== The data ==

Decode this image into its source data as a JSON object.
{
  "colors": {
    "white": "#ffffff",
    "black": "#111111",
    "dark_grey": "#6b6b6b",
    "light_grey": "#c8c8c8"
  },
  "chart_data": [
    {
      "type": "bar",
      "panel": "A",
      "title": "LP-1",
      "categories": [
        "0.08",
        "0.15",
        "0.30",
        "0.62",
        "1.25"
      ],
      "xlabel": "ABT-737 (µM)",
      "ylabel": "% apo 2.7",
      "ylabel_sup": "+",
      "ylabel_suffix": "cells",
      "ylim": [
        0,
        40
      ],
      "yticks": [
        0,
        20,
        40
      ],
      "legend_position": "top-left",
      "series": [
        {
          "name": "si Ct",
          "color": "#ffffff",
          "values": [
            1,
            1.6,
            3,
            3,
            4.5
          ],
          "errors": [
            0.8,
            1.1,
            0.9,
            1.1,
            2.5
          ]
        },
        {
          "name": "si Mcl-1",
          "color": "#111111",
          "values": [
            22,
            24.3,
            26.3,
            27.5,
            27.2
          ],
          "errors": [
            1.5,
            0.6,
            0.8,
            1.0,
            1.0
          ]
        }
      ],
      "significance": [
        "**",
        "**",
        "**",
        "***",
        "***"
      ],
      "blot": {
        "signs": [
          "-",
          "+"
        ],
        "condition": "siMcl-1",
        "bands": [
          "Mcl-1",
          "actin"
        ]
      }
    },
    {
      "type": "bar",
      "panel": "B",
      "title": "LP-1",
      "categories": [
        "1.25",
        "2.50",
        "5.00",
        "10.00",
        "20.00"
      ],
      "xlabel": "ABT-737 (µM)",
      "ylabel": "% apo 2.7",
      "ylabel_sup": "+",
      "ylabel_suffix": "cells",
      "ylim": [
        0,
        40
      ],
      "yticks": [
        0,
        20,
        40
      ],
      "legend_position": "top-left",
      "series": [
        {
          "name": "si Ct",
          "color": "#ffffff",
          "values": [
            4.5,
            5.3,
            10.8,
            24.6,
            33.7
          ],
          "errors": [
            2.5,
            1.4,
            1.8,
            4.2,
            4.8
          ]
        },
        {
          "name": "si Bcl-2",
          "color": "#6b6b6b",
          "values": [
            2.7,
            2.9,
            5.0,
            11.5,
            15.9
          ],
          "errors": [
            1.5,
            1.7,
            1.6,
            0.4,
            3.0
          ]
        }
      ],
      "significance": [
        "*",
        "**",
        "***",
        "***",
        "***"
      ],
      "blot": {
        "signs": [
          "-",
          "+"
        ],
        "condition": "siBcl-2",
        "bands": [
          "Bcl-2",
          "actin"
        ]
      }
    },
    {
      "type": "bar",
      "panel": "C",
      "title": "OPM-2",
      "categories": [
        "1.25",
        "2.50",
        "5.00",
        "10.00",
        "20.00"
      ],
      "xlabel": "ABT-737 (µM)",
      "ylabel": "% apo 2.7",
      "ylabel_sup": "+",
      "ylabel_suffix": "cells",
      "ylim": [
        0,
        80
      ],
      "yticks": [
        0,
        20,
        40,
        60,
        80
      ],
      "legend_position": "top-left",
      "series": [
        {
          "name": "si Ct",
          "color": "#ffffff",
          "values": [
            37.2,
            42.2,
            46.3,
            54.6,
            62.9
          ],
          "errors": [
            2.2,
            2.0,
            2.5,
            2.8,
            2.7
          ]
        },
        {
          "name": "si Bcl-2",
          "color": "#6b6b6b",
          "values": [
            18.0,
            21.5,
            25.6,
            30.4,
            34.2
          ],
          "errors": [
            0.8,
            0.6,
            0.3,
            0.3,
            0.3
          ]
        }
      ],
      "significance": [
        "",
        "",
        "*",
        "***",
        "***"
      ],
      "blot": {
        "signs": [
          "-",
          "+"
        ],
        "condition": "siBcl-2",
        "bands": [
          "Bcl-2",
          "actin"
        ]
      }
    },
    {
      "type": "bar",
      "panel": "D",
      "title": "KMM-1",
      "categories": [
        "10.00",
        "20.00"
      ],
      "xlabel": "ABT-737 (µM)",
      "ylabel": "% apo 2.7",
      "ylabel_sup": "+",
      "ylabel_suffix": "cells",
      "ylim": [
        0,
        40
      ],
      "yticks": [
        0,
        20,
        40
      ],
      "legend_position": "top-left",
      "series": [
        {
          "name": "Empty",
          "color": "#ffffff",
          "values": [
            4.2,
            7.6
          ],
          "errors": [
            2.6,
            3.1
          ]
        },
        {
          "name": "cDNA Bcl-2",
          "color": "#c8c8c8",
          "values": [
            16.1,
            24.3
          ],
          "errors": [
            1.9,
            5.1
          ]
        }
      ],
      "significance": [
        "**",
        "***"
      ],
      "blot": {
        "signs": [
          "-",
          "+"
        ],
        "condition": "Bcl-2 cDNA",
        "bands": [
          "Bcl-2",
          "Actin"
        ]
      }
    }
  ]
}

===

Exercise:
Return every line of the material exactly.

Problem solution:
Decode this image into its source data as a JSON object.
{
  "colors": {
    "white": "#ffffff",
    "black": "#111111",
    "dark_grey": "#6b6b6b",
    "light_grey": "#c8c8c8"
  },
  "chart_data": [
    {
      "type": "bar",
      "panel": "A",
      "title": "LP-1",
      "categories": [
        "0.08",
        "0.15",
        "0.30",
        "0.62",
        "1.25"
      ],
      "xlabel": "ABT-737 (µM)",
      "ylabel": "% apo 2.7",
      "ylabel_sup": "+",
      "ylabel_suffix": "cells",
      "ylim": [
        0,
        40
      ],
      "yticks": [
        0,
        20,
        40
      ],
      "legend_position": "top-left",
      "series": [
        {
          "name": "si Ct",
          "color": "#ffffff",
          "values": [
            1,
            1.6,
            3,
            3,
            4.5
          ],
          "errors": [
            0.8,
            1.1,
            0.9,
            1.1,
            2.5
          ]
        },
        {
          "name": "si Mcl-1",
          "color": "#111111",
          "values": [
            22,
            24.3,
            26.3,
            27.5,
            27.2
          ],
          "errors": [
            1.5,
            0.6,
            0.8,
            1.0,
            1.0
          ]
        }
      ],
      "significance": [
        "**",
        "**",
        "**",
        "***",
        "***"
      ],
      "blot": {
        "signs": [
          "-",
          "+"
        ],
        "condition": "siMcl-1",
        "bands": [
          "Mcl-1",
          "actin"
        ]
      }
    },
    {
      "type": "bar",
      "panel": "B",
      "title": "LP-1",
      "categories": [
        "1.25",
        "2.50",
        "5.00",
        "10.00",
        "20.00"
      ],
      "xlabel": "ABT-737 (µM)",
      "ylabel": "% apo 2.7",
      "ylabel_sup": "+",
      "ylabel_suffix": "cells",
      "ylim": [
        0,
        40
      ],
      "yticks": [
        0,
        20,
        40
      ],
      "legend_position": "top-left",
      "series": [
        {
          "name": "si Ct",
          "color": "#ffffff",
          "values": [
            4.5,
            5.3,
            10.8,
            24.6,
            33.7
          ],
          "errors": [
            2.5,
            1.4,
            1.8,
            4.2,
            4.8
          ]
        },
        {
          "name": "si Bcl-2",
          "color": "#6b6b6b",
          "values": [
            2.7,
            2.9,
            5.0,
            11.5,
            15.9
          ],
          "errors": [
            1.5,
            1.7,
            1.6,
            0.4,
            3.0
          ]
        }
      ],
      "significance": [
        "*",
        "**",
        "***",
        "***",
        "***"
      ],
      "blot": {
        "signs": [
          "-",
          "+"
        ],
        "condition": "siBcl-2",
        "bands": [
          "Bcl-2",
          "actin"
        ]
      }
    },
    {
      "type": "bar",
      "panel": "C",
      "title": "OPM-2",
      "categories": [
        "1.25",
        "2.50",
        "5.00",
        "10.00",
        "20.00"
      ],
      "xlabel": "ABT-737 (µM)",
      "ylabel": "% apo 2.7",
      "ylabel_sup": "+",
      "ylabel_suffix": "cells",
      "ylim": [
        0,
        80
      ],
      "yticks": [
        0,
        20,
        40,
        60,
        80
      ],
      "legend_position": "top-left",
      "series": [
        {
          "name": "si Ct",
          "color": "#ffffff",
          "values": [
            37.2,
            42.2,
            46.3,
            54.6,
            62.9
          ],
          "errors": [
            2.2,
            2.0,
            2.5,
            2.8,
            2.7
          ]
        },
        {
          "name": "si Bcl-2",
          "color": "#6b6b6b",
          "values": [
            18.0,
            21.5,
            25.6,
            30.4,
            34.2
          ],
          "errors": [
            0.8,
            0.6,
            0.3,
            0.3,
            0.3
          ]
        }
      ],
      "significance": [
        "",
        "",
        "*",
        "***",
        "***"
      ],
      "blot": {
        "signs": [
          "-",
          "+"
        ],
        "condition": "siBcl-2",
        "bands": [
          "Bcl-2",
          "actin"
        ]
      }
    },
    {
      "type": "bar",
      "panel": "D",
      "title": "KMM-1",
      "categories": [
        "10.00",
        "20.00"
      ],
      "xlabel": "ABT-737 (µM)",
      "ylabel": "% apo 2.7",
      "ylabel_sup": "+",
      "ylabel_suffix": "cells",
      "ylim": [
        0,
        40
      ],
      "yticks": [
        0,
        20,
        40
      ],
      "legend_position": "top-left",
      "series": [
        {
          "name": "Empty",
          "color": "#ffffff",
          "values": [
            4.2,
            7.6
          ],
          "errors": [
            2.6,
            3.1
          ]
        },
        {
          "name": "cDNA Bcl-2",
          "color": "#c8c8c8",
          "values": [
            16.1,
            24.3
          ],
          "errors": [
            1.9,
            5.1
          ]
        }
      ],
      "significance": [
        "**",
        "***"
      ],
      "blot": {
        "signs": [
          "-",
          "+"
        ],
        "condition": "Bcl-2 cDNA",
        "bands": [
          "Bcl-2",
          "Actin"
        ]
      }
    }
  ]
}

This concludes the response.